◆ The problem ◆
Count how many lines include "title" and answer with that number only.

Begin Input

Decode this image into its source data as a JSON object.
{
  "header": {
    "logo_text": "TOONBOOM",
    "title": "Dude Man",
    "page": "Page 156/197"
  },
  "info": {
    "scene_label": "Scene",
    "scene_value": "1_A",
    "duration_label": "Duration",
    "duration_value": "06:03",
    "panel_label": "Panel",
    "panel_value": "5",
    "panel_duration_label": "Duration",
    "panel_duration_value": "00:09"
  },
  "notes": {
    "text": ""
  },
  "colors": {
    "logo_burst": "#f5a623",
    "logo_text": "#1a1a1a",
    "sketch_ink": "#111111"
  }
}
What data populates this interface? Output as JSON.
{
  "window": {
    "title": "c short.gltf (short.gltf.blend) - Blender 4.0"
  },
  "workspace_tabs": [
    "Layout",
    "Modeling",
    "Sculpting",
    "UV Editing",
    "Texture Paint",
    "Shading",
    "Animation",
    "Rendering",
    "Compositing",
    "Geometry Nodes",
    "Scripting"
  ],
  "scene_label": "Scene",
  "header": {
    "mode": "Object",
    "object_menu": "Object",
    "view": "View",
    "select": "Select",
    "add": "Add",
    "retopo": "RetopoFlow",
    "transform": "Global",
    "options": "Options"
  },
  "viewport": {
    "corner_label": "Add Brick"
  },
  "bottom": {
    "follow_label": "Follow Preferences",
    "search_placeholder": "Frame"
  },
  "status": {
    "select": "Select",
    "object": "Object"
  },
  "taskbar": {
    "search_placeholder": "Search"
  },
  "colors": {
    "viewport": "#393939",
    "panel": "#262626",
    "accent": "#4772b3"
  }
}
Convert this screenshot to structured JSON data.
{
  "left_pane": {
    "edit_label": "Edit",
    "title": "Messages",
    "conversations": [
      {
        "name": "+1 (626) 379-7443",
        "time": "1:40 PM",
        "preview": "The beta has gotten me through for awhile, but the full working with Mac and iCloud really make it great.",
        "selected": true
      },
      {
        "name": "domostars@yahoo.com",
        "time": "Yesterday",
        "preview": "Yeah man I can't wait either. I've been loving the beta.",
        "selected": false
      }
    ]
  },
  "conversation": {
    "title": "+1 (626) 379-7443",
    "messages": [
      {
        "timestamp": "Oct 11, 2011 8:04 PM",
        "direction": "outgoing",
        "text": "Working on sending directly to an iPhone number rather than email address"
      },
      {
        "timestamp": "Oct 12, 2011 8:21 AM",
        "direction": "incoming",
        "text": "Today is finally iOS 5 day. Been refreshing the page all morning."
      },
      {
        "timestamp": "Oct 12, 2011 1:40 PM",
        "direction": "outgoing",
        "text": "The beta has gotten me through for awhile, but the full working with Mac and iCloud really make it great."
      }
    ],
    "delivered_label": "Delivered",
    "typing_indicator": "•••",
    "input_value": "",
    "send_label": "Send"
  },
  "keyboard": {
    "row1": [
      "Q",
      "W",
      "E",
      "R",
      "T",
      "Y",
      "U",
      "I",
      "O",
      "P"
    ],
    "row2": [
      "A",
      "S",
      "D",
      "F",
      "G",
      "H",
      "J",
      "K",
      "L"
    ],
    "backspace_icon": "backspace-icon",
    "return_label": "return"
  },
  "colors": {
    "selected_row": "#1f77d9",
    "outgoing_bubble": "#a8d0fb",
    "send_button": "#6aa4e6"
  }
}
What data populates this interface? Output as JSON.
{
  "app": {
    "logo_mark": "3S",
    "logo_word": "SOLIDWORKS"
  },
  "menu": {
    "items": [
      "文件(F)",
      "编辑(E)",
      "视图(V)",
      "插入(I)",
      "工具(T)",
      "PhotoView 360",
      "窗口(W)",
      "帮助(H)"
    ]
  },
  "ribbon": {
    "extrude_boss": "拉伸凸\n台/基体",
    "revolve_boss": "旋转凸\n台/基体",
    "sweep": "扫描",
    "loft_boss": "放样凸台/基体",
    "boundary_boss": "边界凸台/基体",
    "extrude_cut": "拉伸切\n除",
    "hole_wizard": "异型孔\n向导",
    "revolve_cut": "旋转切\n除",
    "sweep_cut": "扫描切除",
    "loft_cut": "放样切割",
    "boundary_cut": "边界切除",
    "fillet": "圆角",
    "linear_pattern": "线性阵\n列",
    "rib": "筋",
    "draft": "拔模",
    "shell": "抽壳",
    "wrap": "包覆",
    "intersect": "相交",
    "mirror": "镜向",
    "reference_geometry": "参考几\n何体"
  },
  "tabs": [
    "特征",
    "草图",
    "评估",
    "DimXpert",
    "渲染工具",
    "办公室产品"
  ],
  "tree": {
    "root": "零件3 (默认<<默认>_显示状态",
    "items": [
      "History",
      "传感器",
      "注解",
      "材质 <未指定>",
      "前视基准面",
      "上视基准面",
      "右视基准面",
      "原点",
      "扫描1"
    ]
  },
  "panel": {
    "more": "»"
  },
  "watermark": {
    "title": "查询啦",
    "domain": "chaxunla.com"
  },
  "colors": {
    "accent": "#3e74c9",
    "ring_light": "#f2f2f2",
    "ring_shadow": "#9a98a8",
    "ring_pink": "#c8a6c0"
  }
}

End Input

◆ Finished answer ◆
5